# Data entries
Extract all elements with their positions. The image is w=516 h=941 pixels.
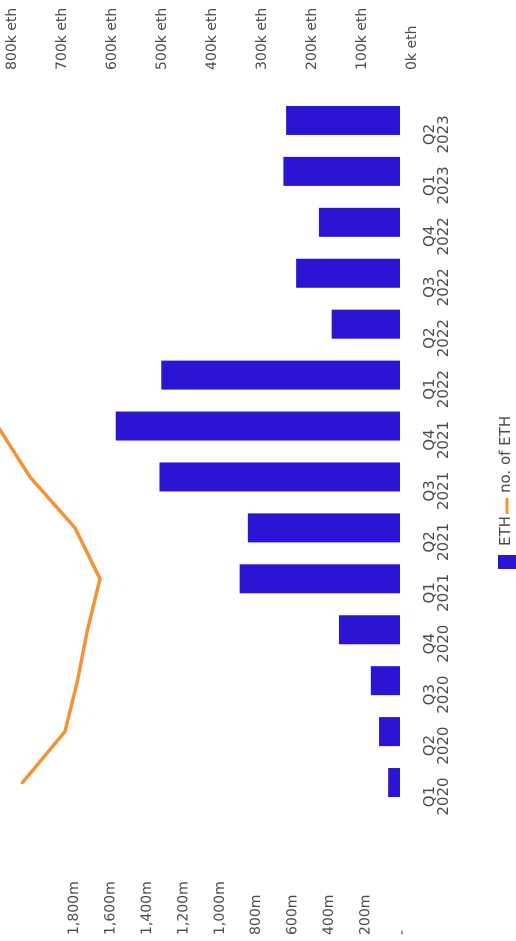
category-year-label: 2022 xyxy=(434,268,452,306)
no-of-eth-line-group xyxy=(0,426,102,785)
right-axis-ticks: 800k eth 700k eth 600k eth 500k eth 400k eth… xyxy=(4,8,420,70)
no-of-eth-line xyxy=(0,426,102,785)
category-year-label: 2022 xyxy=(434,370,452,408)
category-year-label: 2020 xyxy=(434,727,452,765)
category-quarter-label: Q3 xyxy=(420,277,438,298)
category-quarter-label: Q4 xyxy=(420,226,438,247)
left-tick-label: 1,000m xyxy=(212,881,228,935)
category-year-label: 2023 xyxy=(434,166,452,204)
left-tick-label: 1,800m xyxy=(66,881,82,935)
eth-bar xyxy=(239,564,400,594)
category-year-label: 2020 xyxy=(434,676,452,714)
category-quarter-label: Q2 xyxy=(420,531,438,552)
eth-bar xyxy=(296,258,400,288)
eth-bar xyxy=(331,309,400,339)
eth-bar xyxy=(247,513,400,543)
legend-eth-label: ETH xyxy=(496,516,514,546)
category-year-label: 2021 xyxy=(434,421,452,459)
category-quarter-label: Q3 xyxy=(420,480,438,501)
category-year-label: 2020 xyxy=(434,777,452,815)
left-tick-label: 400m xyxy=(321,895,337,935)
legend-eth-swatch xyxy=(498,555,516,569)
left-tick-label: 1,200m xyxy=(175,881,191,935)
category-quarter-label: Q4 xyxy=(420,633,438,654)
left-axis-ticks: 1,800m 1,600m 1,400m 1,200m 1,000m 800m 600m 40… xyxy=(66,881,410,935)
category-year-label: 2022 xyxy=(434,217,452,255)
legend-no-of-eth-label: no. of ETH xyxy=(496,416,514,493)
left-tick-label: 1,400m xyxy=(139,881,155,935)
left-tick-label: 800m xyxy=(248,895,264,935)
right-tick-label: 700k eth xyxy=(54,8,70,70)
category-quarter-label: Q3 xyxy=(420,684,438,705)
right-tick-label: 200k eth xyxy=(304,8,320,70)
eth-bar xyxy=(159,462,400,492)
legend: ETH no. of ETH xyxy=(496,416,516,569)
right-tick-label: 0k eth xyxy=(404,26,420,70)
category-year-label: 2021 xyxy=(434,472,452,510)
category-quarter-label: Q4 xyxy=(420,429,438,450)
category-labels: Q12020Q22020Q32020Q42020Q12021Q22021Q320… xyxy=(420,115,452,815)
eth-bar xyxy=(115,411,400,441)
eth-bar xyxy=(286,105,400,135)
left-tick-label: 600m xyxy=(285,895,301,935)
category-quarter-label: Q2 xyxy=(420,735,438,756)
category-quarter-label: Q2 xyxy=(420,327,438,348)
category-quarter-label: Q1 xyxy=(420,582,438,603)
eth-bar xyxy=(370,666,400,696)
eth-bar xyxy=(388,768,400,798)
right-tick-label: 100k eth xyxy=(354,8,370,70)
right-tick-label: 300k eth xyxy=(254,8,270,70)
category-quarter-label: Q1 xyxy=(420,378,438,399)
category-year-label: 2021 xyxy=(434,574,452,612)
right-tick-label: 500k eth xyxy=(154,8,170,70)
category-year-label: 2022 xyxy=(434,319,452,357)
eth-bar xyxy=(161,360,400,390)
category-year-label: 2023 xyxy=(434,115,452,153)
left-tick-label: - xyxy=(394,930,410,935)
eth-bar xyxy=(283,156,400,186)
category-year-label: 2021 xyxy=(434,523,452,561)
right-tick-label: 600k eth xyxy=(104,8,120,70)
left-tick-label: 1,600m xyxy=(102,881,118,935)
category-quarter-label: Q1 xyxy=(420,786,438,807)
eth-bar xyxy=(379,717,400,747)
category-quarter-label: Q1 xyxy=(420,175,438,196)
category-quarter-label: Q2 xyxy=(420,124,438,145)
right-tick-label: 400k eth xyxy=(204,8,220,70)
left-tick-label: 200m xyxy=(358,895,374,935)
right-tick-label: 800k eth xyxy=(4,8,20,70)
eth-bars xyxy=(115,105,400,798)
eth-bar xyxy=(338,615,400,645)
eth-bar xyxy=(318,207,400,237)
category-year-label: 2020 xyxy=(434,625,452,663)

---

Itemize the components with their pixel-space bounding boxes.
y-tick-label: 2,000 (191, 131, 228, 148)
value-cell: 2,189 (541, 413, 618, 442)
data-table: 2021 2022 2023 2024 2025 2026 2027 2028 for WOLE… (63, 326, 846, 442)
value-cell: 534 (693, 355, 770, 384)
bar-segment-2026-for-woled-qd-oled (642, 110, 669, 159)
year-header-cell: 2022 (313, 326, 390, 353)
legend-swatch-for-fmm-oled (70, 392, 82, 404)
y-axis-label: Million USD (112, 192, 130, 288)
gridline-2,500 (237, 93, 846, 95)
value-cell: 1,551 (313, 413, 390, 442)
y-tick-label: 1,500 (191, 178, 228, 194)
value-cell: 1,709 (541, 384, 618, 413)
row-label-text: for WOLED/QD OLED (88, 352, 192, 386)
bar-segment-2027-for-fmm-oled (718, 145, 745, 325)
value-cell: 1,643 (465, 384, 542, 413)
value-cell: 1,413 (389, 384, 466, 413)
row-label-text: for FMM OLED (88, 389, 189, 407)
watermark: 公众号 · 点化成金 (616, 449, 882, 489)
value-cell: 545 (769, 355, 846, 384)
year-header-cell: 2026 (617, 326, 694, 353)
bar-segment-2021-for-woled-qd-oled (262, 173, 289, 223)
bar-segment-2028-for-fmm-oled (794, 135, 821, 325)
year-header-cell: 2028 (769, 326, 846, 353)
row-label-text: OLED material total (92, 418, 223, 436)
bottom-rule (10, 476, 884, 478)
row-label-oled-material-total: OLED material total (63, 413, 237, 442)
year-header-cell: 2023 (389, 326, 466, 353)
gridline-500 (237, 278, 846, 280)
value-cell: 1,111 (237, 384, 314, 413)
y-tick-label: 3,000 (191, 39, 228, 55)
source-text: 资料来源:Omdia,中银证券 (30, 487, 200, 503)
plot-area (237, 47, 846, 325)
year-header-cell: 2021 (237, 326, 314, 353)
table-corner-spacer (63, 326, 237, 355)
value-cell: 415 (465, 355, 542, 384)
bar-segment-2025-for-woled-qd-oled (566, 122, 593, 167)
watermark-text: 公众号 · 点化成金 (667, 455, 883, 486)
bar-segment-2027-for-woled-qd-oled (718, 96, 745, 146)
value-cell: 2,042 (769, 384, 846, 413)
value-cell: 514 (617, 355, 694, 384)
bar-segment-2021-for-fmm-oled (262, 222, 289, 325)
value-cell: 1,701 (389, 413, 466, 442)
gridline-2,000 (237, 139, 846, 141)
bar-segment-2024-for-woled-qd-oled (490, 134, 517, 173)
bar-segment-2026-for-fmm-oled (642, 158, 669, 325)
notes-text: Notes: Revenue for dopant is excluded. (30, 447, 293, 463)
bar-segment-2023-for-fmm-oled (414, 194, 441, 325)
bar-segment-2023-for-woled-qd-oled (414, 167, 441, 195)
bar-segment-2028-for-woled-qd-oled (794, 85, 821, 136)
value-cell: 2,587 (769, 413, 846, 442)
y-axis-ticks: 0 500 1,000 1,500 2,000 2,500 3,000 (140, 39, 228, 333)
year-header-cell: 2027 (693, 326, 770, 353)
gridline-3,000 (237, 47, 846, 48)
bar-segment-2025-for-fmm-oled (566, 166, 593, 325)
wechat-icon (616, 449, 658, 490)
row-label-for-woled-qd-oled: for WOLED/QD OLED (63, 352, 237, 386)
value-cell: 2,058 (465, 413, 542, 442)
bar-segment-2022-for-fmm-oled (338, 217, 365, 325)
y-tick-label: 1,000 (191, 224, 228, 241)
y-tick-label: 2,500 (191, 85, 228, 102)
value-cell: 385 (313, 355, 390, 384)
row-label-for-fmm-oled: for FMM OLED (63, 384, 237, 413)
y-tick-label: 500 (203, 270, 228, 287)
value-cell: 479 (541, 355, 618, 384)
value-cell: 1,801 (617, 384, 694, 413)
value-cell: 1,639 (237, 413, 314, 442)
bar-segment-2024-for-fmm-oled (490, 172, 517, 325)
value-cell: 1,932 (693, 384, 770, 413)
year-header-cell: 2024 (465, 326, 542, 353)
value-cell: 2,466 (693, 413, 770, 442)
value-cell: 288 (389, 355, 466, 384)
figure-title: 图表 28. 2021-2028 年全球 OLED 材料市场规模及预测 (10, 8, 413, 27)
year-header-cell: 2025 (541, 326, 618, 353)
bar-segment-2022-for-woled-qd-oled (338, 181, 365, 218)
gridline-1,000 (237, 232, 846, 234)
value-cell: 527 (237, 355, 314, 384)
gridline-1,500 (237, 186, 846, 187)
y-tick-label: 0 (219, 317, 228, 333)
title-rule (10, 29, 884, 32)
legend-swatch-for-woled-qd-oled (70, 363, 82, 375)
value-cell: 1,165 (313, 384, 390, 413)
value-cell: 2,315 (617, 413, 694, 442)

# Exercise
Copy the lines shown above unchanged, beginning with the line that contains "Itemize the components" and ending after the line that contains "value-cell: 534 (693, 355, 770, 384)".

# Expected answer
Itemize the components with their pixel-space bounding boxes.
y-tick-label: 2,000 (191, 131, 228, 148)
value-cell: 2,189 (541, 413, 618, 442)
data-table: 2021 2022 2023 2024 2025 2026 2027 2028 for WOLE… (63, 326, 846, 442)
value-cell: 534 (693, 355, 770, 384)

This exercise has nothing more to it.